▶ _Task brief_:
Find the string "this" in the listing and report every line that has it.

• • •

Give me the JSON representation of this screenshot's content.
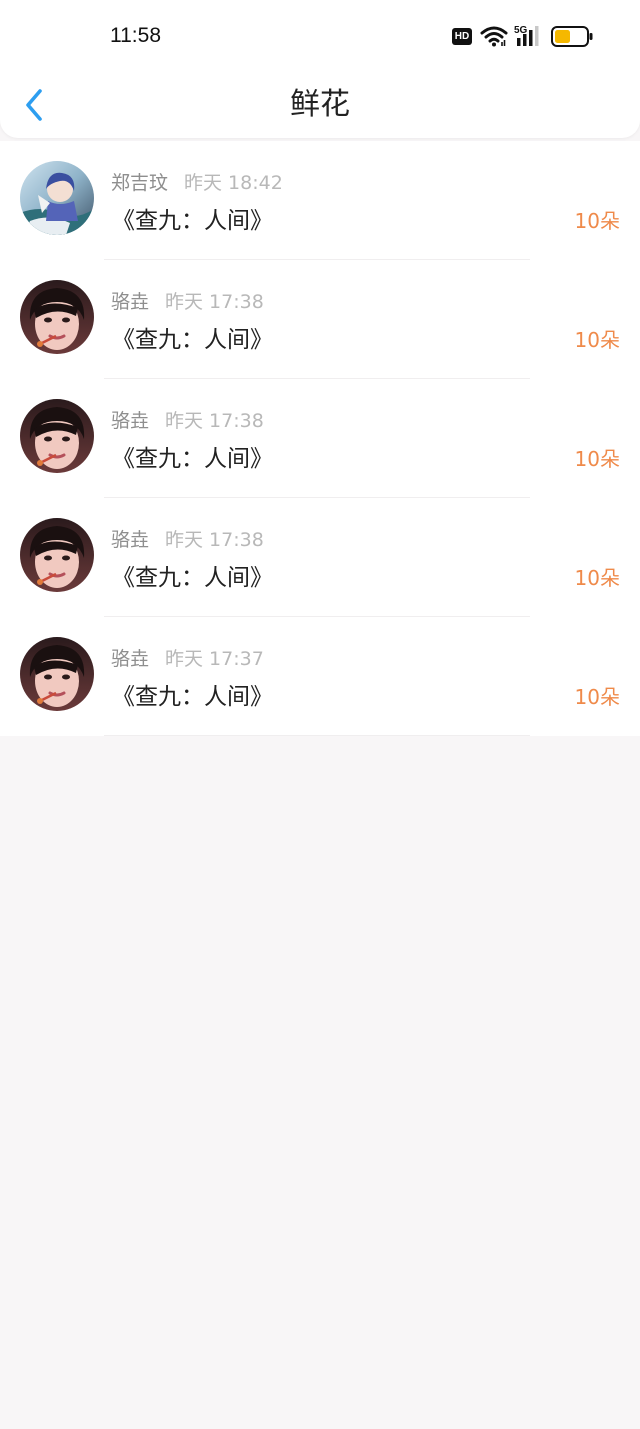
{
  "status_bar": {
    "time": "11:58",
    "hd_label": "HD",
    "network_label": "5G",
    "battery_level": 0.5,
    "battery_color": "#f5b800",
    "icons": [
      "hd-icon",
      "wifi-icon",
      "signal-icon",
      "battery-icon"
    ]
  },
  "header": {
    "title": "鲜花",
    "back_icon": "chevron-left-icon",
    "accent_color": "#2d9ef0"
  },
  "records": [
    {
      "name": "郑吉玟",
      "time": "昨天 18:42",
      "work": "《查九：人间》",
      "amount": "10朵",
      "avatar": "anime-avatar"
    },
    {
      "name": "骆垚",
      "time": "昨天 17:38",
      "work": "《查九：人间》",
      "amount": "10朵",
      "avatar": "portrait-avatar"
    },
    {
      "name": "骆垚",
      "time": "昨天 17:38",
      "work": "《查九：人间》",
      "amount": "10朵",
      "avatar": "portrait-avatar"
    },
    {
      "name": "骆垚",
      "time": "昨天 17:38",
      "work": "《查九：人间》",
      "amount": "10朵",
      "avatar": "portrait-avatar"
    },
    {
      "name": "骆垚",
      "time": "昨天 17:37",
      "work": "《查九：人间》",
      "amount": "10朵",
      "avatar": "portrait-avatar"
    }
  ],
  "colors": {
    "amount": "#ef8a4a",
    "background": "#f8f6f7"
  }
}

• • •

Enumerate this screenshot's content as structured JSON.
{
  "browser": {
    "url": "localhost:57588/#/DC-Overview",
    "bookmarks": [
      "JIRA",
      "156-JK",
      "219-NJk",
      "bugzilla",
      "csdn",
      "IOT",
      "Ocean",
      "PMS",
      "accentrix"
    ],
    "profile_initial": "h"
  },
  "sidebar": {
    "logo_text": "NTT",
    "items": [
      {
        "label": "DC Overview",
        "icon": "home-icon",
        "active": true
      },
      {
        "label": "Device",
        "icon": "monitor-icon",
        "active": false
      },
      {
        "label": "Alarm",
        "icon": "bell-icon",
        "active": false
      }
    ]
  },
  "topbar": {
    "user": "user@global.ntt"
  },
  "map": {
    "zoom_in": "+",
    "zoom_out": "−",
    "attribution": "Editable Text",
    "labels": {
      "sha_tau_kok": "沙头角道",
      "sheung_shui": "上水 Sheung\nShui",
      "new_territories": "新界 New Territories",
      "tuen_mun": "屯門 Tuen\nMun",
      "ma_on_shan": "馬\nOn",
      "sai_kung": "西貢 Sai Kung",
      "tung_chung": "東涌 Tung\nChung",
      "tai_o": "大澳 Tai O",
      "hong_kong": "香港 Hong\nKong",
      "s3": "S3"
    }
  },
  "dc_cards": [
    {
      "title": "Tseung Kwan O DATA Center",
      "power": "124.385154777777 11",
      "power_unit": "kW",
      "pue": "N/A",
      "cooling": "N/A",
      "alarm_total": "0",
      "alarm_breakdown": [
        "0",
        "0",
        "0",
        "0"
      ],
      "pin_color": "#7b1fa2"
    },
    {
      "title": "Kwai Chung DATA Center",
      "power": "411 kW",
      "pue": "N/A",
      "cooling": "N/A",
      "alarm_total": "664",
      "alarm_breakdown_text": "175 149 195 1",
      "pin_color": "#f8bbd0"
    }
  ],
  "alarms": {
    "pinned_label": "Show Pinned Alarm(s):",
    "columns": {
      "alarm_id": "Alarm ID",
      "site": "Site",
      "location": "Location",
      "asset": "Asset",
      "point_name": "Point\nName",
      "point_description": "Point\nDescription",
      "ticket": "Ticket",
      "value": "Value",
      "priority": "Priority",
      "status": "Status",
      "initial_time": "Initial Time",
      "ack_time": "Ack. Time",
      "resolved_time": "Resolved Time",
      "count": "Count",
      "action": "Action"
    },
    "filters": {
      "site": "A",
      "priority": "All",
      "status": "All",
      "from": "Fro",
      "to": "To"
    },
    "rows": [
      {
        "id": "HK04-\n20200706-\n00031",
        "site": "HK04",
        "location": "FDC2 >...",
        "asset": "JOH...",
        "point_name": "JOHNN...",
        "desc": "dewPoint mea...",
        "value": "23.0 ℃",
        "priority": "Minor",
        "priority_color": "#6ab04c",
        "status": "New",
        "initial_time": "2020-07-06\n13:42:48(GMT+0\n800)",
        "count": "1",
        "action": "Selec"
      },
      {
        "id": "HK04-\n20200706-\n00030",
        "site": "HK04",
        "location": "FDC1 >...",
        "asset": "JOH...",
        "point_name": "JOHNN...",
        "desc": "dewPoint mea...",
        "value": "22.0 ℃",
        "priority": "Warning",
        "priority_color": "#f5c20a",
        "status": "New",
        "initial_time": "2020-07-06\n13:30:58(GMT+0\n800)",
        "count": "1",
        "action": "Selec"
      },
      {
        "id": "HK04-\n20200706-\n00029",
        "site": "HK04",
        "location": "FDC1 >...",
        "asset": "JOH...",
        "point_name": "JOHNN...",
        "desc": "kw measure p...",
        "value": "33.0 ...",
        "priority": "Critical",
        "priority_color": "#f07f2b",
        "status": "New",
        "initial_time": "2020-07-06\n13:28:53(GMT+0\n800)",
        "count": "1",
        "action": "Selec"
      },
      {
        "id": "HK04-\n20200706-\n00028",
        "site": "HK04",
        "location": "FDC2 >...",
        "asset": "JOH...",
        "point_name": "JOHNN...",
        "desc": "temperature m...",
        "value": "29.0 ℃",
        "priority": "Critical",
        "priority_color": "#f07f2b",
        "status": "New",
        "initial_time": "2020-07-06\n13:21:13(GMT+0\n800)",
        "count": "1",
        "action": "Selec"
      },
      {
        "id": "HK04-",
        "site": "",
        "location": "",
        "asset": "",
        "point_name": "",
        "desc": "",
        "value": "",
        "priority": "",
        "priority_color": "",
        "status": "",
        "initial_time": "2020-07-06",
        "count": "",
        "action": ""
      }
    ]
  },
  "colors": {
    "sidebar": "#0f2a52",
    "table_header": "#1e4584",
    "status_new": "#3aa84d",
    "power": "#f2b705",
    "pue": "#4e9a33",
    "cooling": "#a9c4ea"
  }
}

• • •

▶ _Answer_:
Give me the JSON representation of this screenshot's content.
Enumerate this screenshot's content as structured JSON.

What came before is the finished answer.